──────── Provided records
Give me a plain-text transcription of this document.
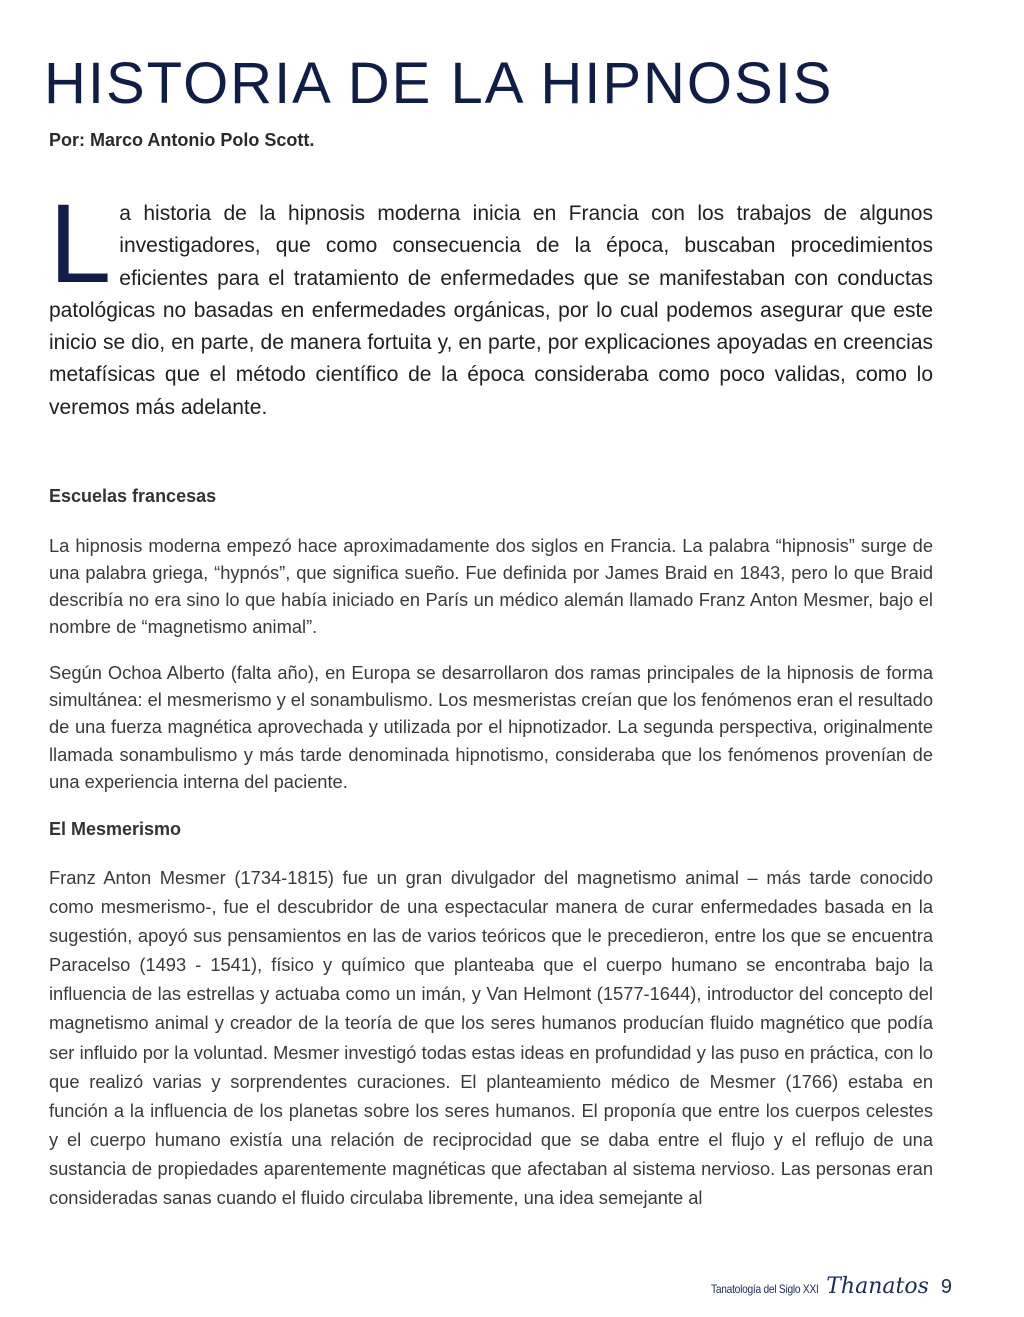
HISTORIA DE LA HIPNOSIS
Por: Marco Antonio Polo Scott.

La historia de la hipnosis moderna inicia en Francia con los trabajos de algunos investigadores, que como consecuencia de la época, buscaban procedimientos eficientes para el tratamiento de enfermedades que se manifestaban con conductas patológicas no basadas en enfermedades orgánicas, por lo cual podemos asegurar que este inicio se dio, en parte, de manera fortuita y, en parte, por explicaciones apoyadas en creencias metafísicas que el método científico de la época consideraba como poco validas, como lo veremos más adelante.

Escuelas francesas

La hipnosis moderna empezó hace aproximadamente dos siglos en Francia. La palabra “hipnosis” surge de una palabra griega, “hypnós”, que significa sueño. Fue definida por James Braid en 1843, pero lo que Braid describía no era sino lo que había iniciado en París un médico alemán llamado Franz Anton Mesmer, bajo el nombre de “magnetismo animal”.

Según Ochoa Alberto (falta año), en Europa se desarrollaron dos ramas principales de la hipnosis de forma simultánea: el mesmerismo y el sonambulismo. Los mesmeristas creían que los fenómenos eran el resultado de una fuerza magnética aprovechada y utilizada por el hipnotizador. La segunda perspectiva, originalmente llamada sonambulismo y más tarde denominada hipnotismo, consideraba que los fenómenos provenían de una experiencia interna del paciente.

El Mesmerismo

Franz Anton Mesmer (1734-1815) fue un gran divulgador del magnetismo animal – más tarde conocido como mesmerismo-, fue el descubridor de una espectacular manera de curar enfermedades basada en la sugestión, apoyó sus pensamientos en las de varios teóricos que le precedieron, entre los que se encuentra Paracelso (1493 - 1541), físico y químico que planteaba que el cuerpo humano se encontraba bajo la influencia de las estrellas y actuaba como un imán, y Van Helmont (1577-1644), introductor del concepto del magnetismo animal y creador de la teoría de que los seres humanos producían fluido magnético que podía ser influido por la voluntad. Mesmer investigó todas estas ideas en profundidad y las puso en práctica, con lo que realizó varias y sorprendentes curaciones. El planteamiento médico de Mesmer (1766) estaba en función a la influencia de los planetas sobre los seres humanos. El proponía que entre los cuerpos celestes y el cuerpo humano existía una relación de reciprocidad que se daba entre el flujo y el reflujo de una sustancia de propiedades aparentemente magnéticas que afectaban al sistema nervioso. Las personas eran consideradas sanas cuando el fluido circulaba libremente, una idea semejante al

Tanatología del Siglo XXI Thanatos 9
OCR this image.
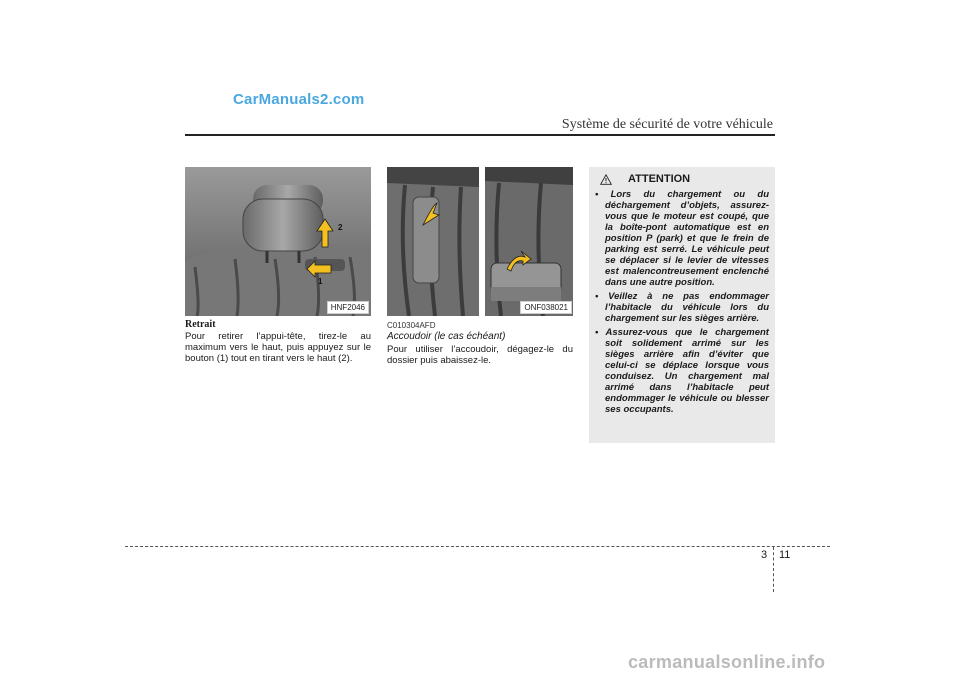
CarManuals2.com
Système de sécurité de votre véhicule
1
2
HNF2046
Retrait
Pour retirer l’appui-tête, tirez-le au maximum vers le haut, puis appuyez sur le bouton (1) tout en tirant vers le haut (2).
ONF038021
C010304AFD
Accoudoir (le cas échéant)
Pour utiliser l’accoudoir, dégagez-le du dossier puis abaissez-le.
ATTENTION
• Lors du chargement ou du déchargement d’objets, assurez-vous que le moteur est coupé, que la boîte-pont automatique est en position P (park) et que le frein de parking est serré. Le véhicule peut se déplacer si le levier de vitesses est malencontreusement enclenché dans une autre position.
• Veillez à ne pas endommager l’habitacle du véhicule lors du chargement sur les sièges arrière.
• Assurez-vous que le chargement soit solidement arrimé sur les sièges arrière afin d’éviter que celui-ci se déplace lorsque vous conduisez. Un chargement mal arrimé dans l’habitacle peut endommager le véhicule ou blesser ses occupants.
3 11
carmanualsonline.info
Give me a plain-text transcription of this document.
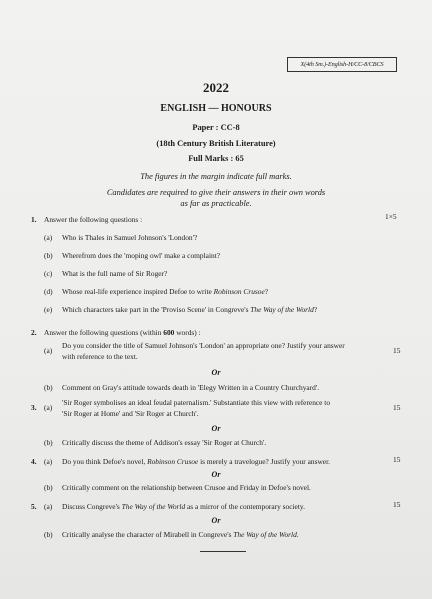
X(4th Sm.)-English-H/CC-8/CBCS
2022
ENGLISH — HONOURS
Paper : CC-8
(18th Century British Literature)
Full Marks : 65
The figures in the margin indicate full marks.
Candidates are required to give their answers in their own words
as far as practicable.
1. Answer the following questions :	1×5
(a) Who is Thales in Samuel Johnson's 'London'?
(b) Wherefrom does the 'moping owl' make a complaint?
(c) What is the full name of Sir Roger?
(d) Whose real-life experience inspired Defoe to write Robinson Crusoe?
(e) Which characters take part in the 'Proviso Scene' in Congreve's The Way of the World?
2. Answer the following questions (within 600 words) :
(a)
Do you consider the title of Samuel Johnson's 'London' an appropriate one? Justify your answer
with reference to the text.
15
Or
(b) Comment on Gray's attitude towards death in 'Elegy Written in a Country Churchyard'.
3. (a)
'Sir Roger symbolises an ideal feudal paternalism.' Substantiate this view with reference to
'Sir Roger at Home' and 'Sir Roger at Church'.
15
Or
(b) Critically discuss the theme of Addison's essay 'Sir Roger at Church'.
4. (a) Do you think Defoe's novel, Robinson Crusoe is merely a travelogue? Justify your answer.	15
Or
(b) Critically comment on the relationship between Crusoe and Friday in Defoe's novel.
5. (a) Discuss Congreve's The Way of the World as a mirror of the contemporary society.	15
Or
(b) Critically analyse the character of Mirabell in Congreve's The Way of the World.
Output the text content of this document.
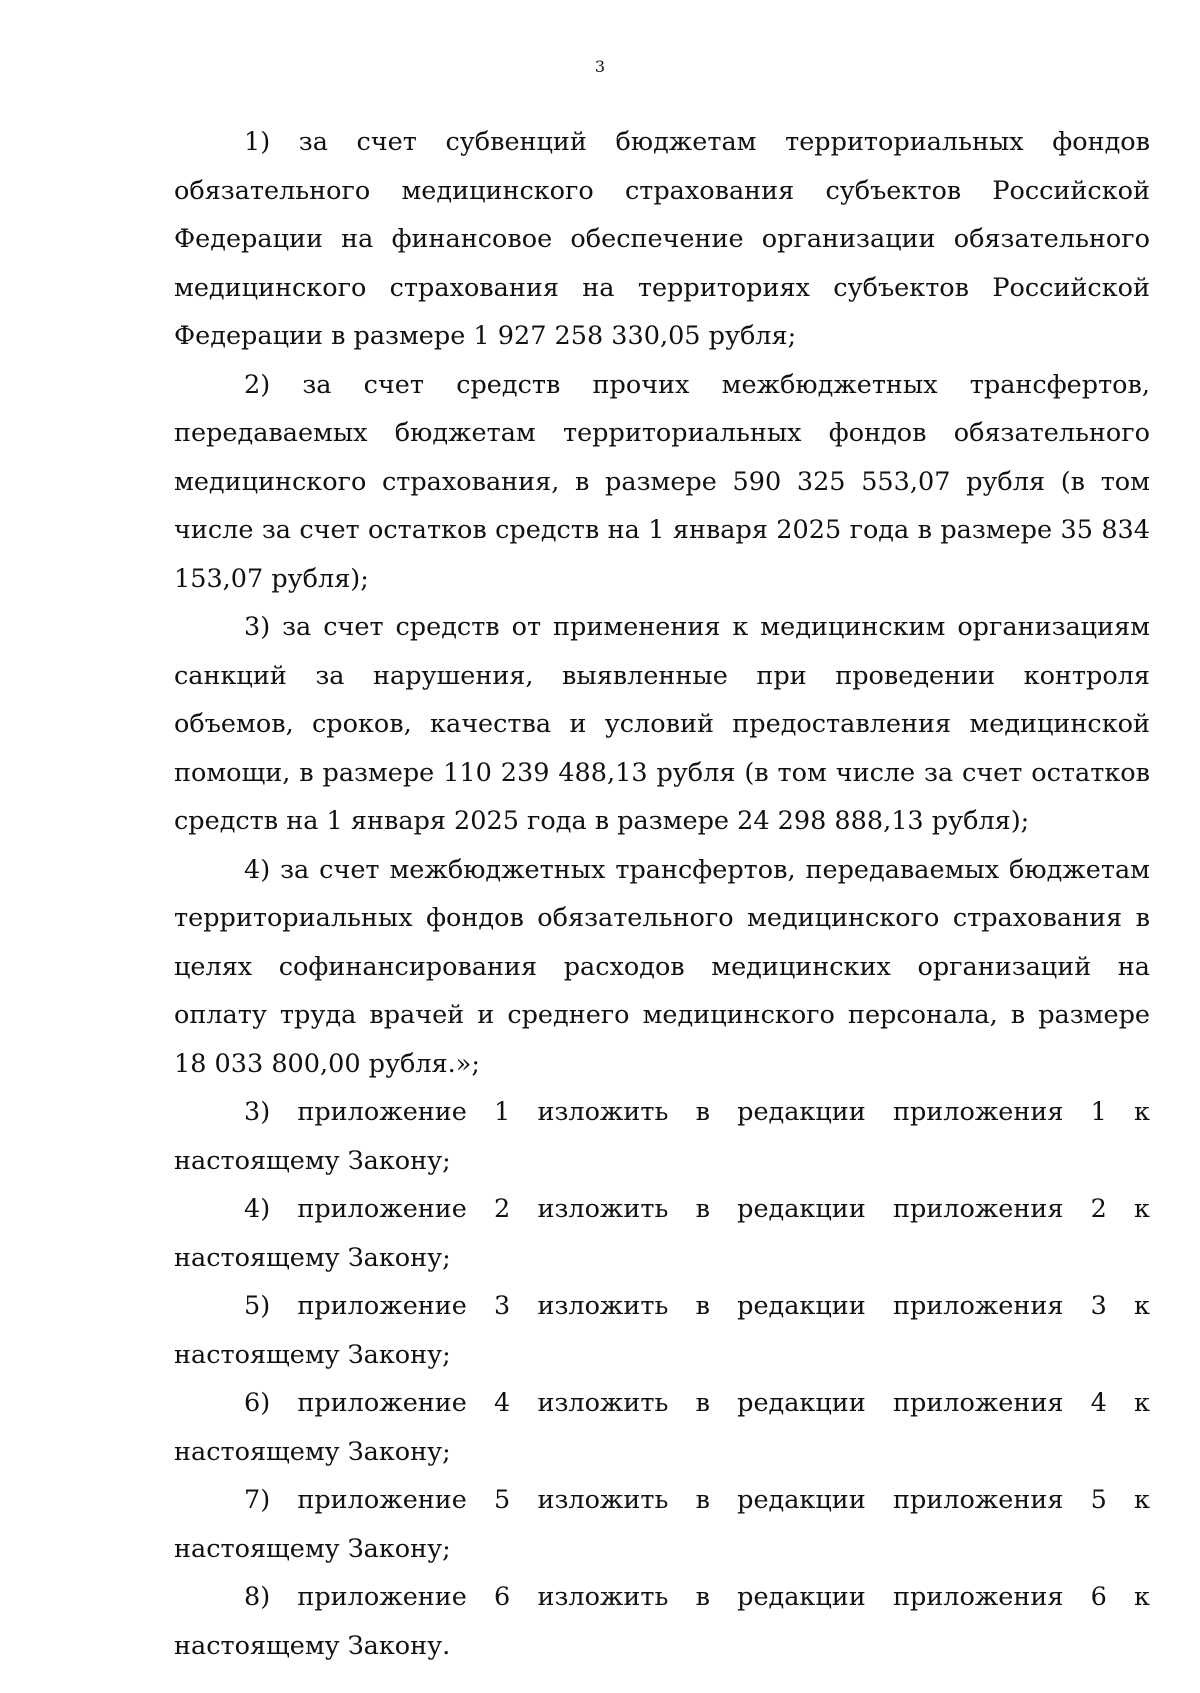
3

1) за счет субвенций бюджетам территориальных фондов обязательного медицинского страхования субъектов Российской Федерации на финансовое обеспечение организации обязательного медицинского страхования на территориях субъектов Российской Федерации в размере 1 927 258 330,05 рубля;

2) за счет средств прочих межбюджетных трансфертов, передаваемых бюджетам территориальных фондов обязательного медицинского страхования, в размере 590 325 553,07 рубля (в том числе за счет остатков средств на 1 января 2025 года в размере 35 834 153,07 рубля);

3) за счет средств от применения к медицинским организациям санкций за нарушения, выявленные при проведении контроля объемов, сроков, качества и условий предоставления медицинской помощи, в размере 110 239 488,13 рубля (в том числе за счет остатков средств на 1 января 2025 года в размере 24 298 888,13 рубля);

4) за счет межбюджетных трансфертов, передаваемых бюджетам территориальных фондов обязательного медицинского страхования в целях софинансирования расходов медицинских организаций на оплату труда врачей и среднего медицинского персонала, в размере 18 033 800,00 рубля.»;

3) приложение 1 изложить в редакции приложения 1 к настоящему Закону;

4) приложение 2 изложить в редакции приложения 2 к настоящему Закону;

5) приложение 3 изложить в редакции приложения 3 к настоящему Закону;

6) приложение 4 изложить в редакции приложения 4 к настоящему Закону;

7) приложение 5 изложить в редакции приложения 5 к настоящему Закону;

8) приложение 6 изложить в редакции приложения 6 к настоящему Закону.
────────────────
## Required task
Looking at the data above, show all lines where the word "text" occurs.

## Exercise response
Give me a plain-text transcription of this document.
Give me a plain-text transcription of this document.
with reference to the text.
Output the text content of this document.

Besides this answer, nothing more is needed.